'''

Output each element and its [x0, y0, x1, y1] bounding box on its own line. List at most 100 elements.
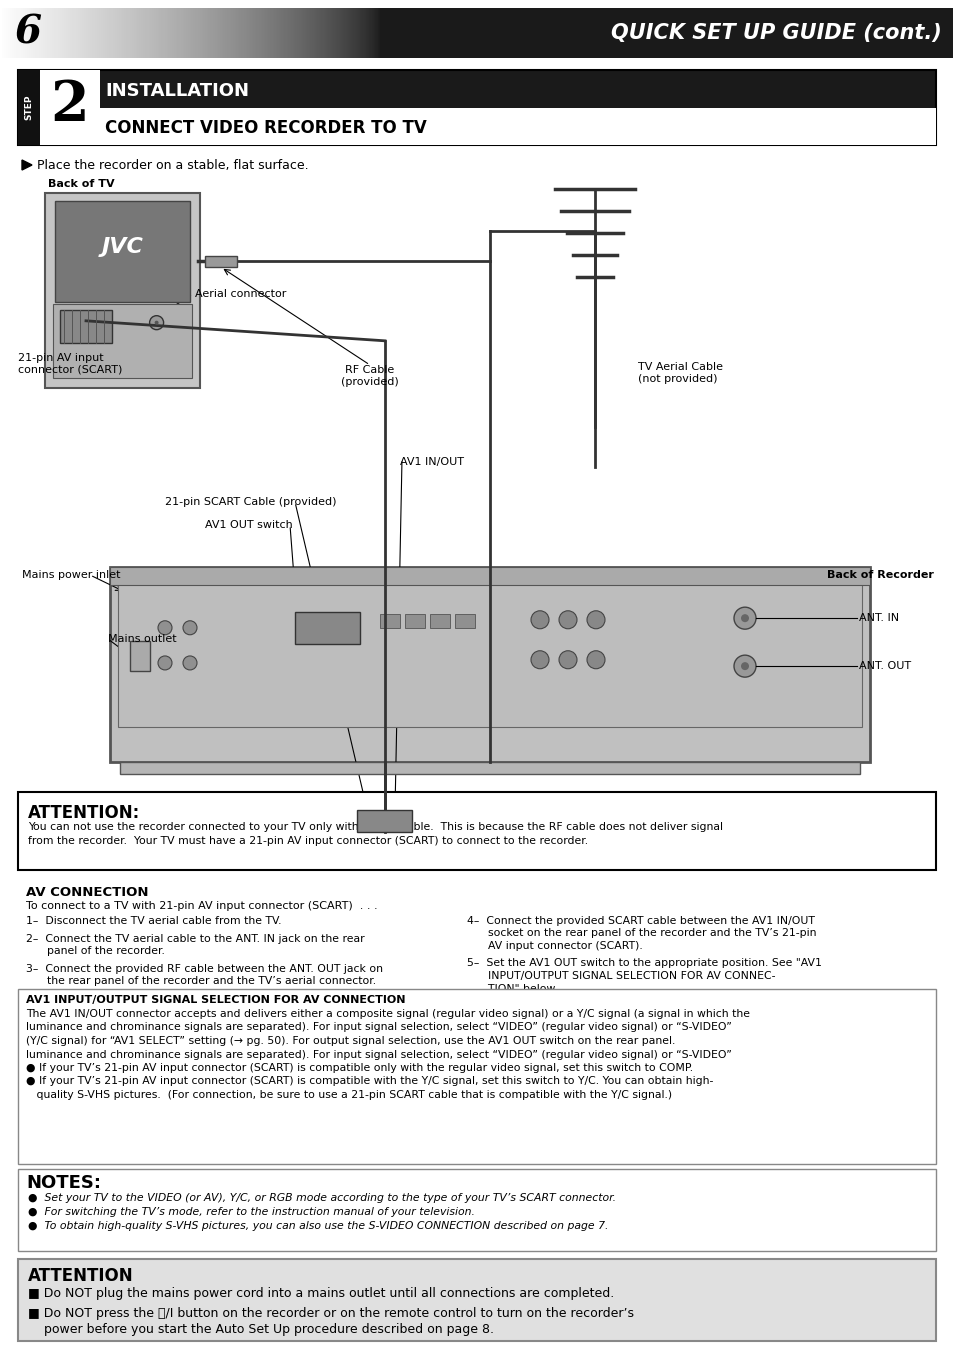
Text: power before you start the Auto Set Up procedure described on page 8.: power before you start the Auto Set Up p…	[44, 1323, 494, 1336]
Bar	[351, 8, 352, 58]
Bar	[253, 8, 254, 58]
Bar	[234, 8, 235, 58]
Bar	[430, 614, 450, 627]
Bar	[350, 8, 351, 58]
Circle shape	[183, 656, 196, 670]
Bar	[225, 8, 226, 58]
Bar	[45, 193, 200, 389]
Bar	[182, 8, 183, 58]
Bar	[183, 8, 184, 58]
Bar	[255, 8, 256, 58]
Bar	[186, 8, 187, 58]
Bar	[281, 8, 282, 58]
Bar	[377, 8, 378, 58]
Bar	[341, 8, 343, 58]
Bar	[296, 8, 297, 58]
Bar	[288, 8, 289, 58]
Bar	[146, 8, 147, 58]
Bar	[221, 8, 222, 58]
Bar	[129, 8, 130, 58]
Bar	[371, 8, 372, 58]
Bar	[39, 8, 40, 58]
Bar	[49, 8, 50, 58]
Bar	[347, 8, 348, 58]
Bar	[187, 8, 188, 58]
Bar	[196, 8, 198, 58]
Bar	[372, 8, 373, 58]
Text: Back of Recorder: Back of Recorder	[826, 571, 933, 580]
Bar	[376, 8, 377, 58]
Bar	[145, 8, 146, 58]
Bar	[127, 8, 128, 58]
Bar	[295, 8, 296, 58]
Bar	[367, 8, 368, 58]
Bar	[329, 8, 330, 58]
Bar	[373, 8, 374, 58]
Bar	[340, 8, 341, 58]
Bar	[263, 8, 264, 58]
Bar	[136, 8, 137, 58]
Bar	[117, 8, 118, 58]
Bar	[233, 8, 234, 58]
Bar	[215, 8, 216, 58]
Bar	[157, 8, 158, 58]
Bar	[29, 8, 30, 58]
Bar	[378, 8, 379, 58]
Bar	[76, 8, 77, 58]
Bar	[89, 8, 90, 58]
Bar	[107, 8, 108, 58]
Text: AV1 INPUT/OUTPUT SIGNAL SELECTION FOR AV CONNECTION: AV1 INPUT/OUTPUT SIGNAL SELECTION FOR AV…	[26, 996, 405, 1005]
Bar	[70, 8, 71, 58]
Bar	[167, 8, 168, 58]
Circle shape	[740, 614, 748, 622]
Bar	[115, 8, 116, 58]
Bar	[36, 8, 37, 58]
Bar	[241, 8, 242, 58]
Bar	[142, 8, 143, 58]
Bar	[53, 304, 192, 378]
Text: ●  Set your TV to the VIDEO (or AV), Y/C, or RGB mode according to the type of y: ● Set your TV to the VIDEO (or AV), Y/C,…	[28, 1193, 616, 1203]
Bar	[18, 8, 19, 58]
Text: ● If your TV’s 21-pin AV input connector (SCART) is compatible only with the reg: ● If your TV’s 21-pin AV input connector…	[26, 1063, 693, 1072]
Text: ● If your TV’s 21-pin AV input connector (SCART) is compatible with the Y/C sign: ● If your TV’s 21-pin AV input connector…	[26, 1077, 713, 1086]
Bar	[130, 8, 131, 58]
Bar	[60, 8, 61, 58]
Bar	[298, 8, 299, 58]
Text: Mains power inlet: Mains power inlet	[22, 571, 120, 580]
Bar	[405, 614, 424, 627]
Bar	[118, 567, 862, 727]
Bar	[139, 8, 140, 58]
Bar	[150, 8, 151, 58]
Text: TV Aerial Cable
(not provided): TV Aerial Cable (not provided)	[638, 362, 722, 383]
Circle shape	[531, 611, 548, 629]
Text: 21-pin AV input
connector (SCART): 21-pin AV input connector (SCART)	[18, 353, 122, 375]
Bar	[40, 70, 100, 144]
Bar	[205, 256, 236, 267]
Bar	[365, 8, 366, 58]
Bar	[284, 8, 285, 58]
Bar	[18, 1259, 935, 1341]
Text: STEP: STEP	[25, 94, 33, 120]
Bar	[32, 8, 33, 58]
Bar	[163, 8, 164, 58]
Bar	[258, 8, 260, 58]
Bar	[278, 8, 280, 58]
Text: 2: 2	[51, 78, 90, 134]
Bar	[205, 8, 206, 58]
Bar	[301, 8, 302, 58]
Text: 3–  Connect the provided RF cable between the ANT. OUT jack on: 3– Connect the provided RF cable between…	[26, 963, 382, 974]
Bar	[98, 8, 99, 58]
Bar	[194, 8, 195, 58]
Bar	[256, 8, 257, 58]
Bar	[244, 8, 245, 58]
Bar	[59, 8, 60, 58]
Bar	[265, 8, 266, 58]
Bar	[246, 8, 247, 58]
Bar	[170, 8, 171, 58]
Bar	[356, 8, 357, 58]
Bar	[252, 8, 253, 58]
Bar	[133, 8, 135, 58]
Bar	[273, 8, 274, 58]
Bar	[324, 8, 325, 58]
Bar	[335, 8, 336, 58]
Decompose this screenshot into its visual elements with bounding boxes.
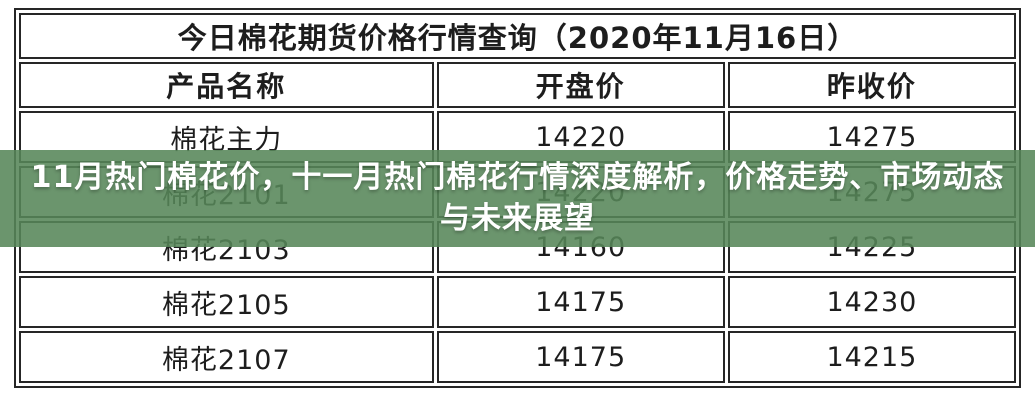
open-price-cell: 14175 bbox=[436, 331, 725, 383]
prev-close-cell: 14215 bbox=[727, 331, 1016, 383]
table-row: 棉花2107 14175 14215 bbox=[19, 331, 1016, 383]
col-header-prev-close: 昨收价 bbox=[727, 62, 1016, 108]
header-row: 产品名称 开盘价 昨收价 bbox=[19, 62, 1016, 108]
headline-line-1: 11月热门棉花价，十一月热门棉花行情深度解析，价格走势、市场动态 bbox=[30, 160, 1005, 195]
table-title: 今日棉花期货价格行情查询（2020年11月16日） bbox=[19, 13, 1016, 59]
table-row: 棉花主力 14220 14275 bbox=[19, 111, 1016, 163]
title-row: 今日棉花期货价格行情查询（2020年11月16日） bbox=[19, 13, 1016, 59]
product-name-cell: 棉花2107 bbox=[19, 331, 434, 383]
product-name-cell: 棉花2105 bbox=[19, 276, 434, 328]
prev-close-cell: 14230 bbox=[727, 276, 1016, 328]
headline-overlay-banner: 11月热门棉花价，十一月热门棉花行情深度解析，价格走势、市场动态 与未来展望 bbox=[0, 150, 1035, 247]
col-header-open-price: 开盘价 bbox=[436, 62, 725, 108]
table-row: 棉花2105 14175 14230 bbox=[19, 276, 1016, 328]
open-price-cell: 14175 bbox=[436, 276, 725, 328]
col-header-product-name: 产品名称 bbox=[19, 62, 434, 108]
headline-line-2: 与未来展望 bbox=[440, 201, 595, 236]
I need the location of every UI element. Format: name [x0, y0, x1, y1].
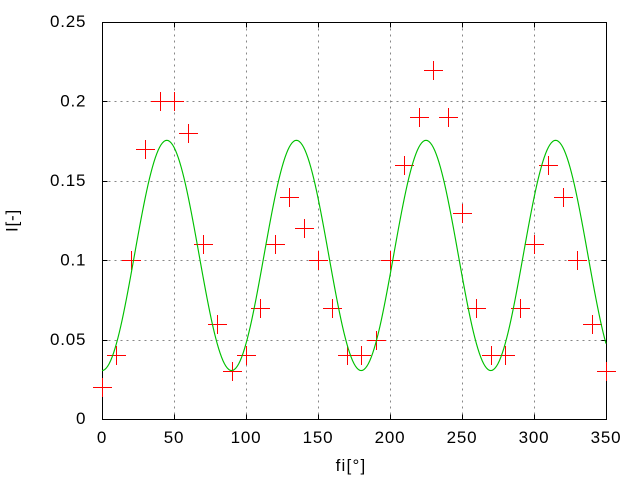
- svg-text:100: 100: [231, 428, 262, 447]
- svg-text:250: 250: [447, 428, 478, 447]
- svg-text:0.15: 0.15: [50, 171, 86, 190]
- svg-text:I[-]: I[-]: [3, 209, 22, 232]
- svg-text:200: 200: [375, 428, 406, 447]
- svg-text:350: 350: [591, 428, 622, 447]
- svg-text:fi[°]: fi[°]: [336, 456, 367, 475]
- svg-text:0.1: 0.1: [60, 250, 86, 269]
- svg-text:0: 0: [76, 409, 86, 428]
- svg-text:0: 0: [97, 428, 107, 447]
- svg-text:50: 50: [164, 428, 185, 447]
- svg-text:0.05: 0.05: [50, 330, 86, 349]
- svg-text:300: 300: [519, 428, 550, 447]
- svg-text:0.25: 0.25: [50, 12, 86, 31]
- svg-text:0.2: 0.2: [60, 92, 86, 111]
- svg-text:150: 150: [303, 428, 334, 447]
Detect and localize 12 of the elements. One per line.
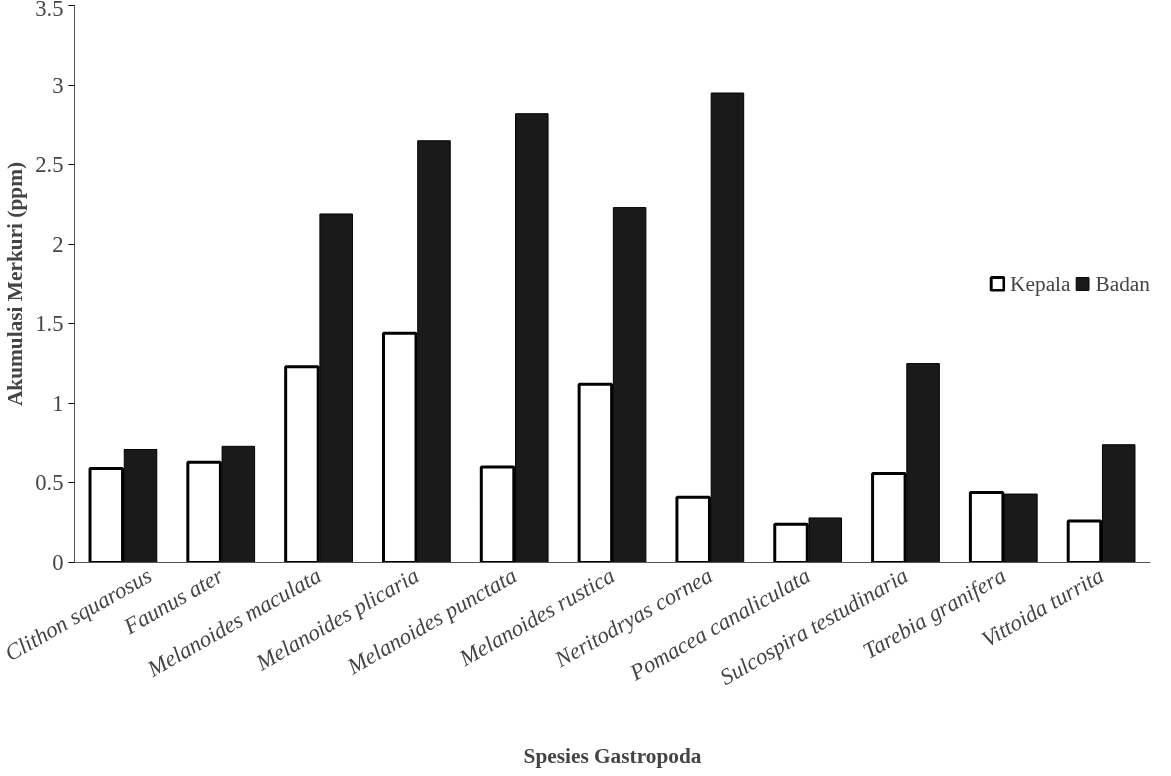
y-tick-label: 3.5 (35, 0, 64, 21)
y-tick-label: 2.5 (35, 152, 64, 178)
y-axis-title: Akumulasi Merkuri (ppm) (3, 161, 28, 407)
y-tick-label: 1 (52, 390, 64, 416)
legend-label: Badan (1095, 271, 1150, 296)
y-tick-label: 1.5 (35, 311, 64, 337)
y-tick-label: 0 (52, 550, 64, 575)
y-tick-label: 3 (52, 72, 64, 98)
legend-label: Kepala (1010, 271, 1071, 296)
y-tick-label: 2 (52, 231, 64, 257)
y-tick-label: 0.5 (35, 470, 64, 496)
x-axis-title: Spesies Gastropoda (523, 743, 702, 768)
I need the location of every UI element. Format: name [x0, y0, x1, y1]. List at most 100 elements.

'''

**What this task involves**
In the data lines from the one containing "open-price-cell: 14175 bbox=[436, 331, 725, 383]" through the one containing "160, 1005, 195]", replace "bbox" with "box" and write those lines out again with everything else left the same.

**Task answer**
open-price-cell: 14175 box=[436, 331, 725, 383]
prev-close-cell: 14215 box=[727, 331, 1016, 383]
table-row: 棉花2107 14175 14215 box=[19, 331, 1016, 383]
col-header-prev-close: 昨收价 box=[727, 62, 1016, 108]
header-row: 产品名称 开盘价 昨收价 box=[19, 62, 1016, 108]
headline-line-1: 11月热门棉花价，十一月热门棉花行情深度解析，价格走势、市场动态 box=[30, 160, 1005, 195]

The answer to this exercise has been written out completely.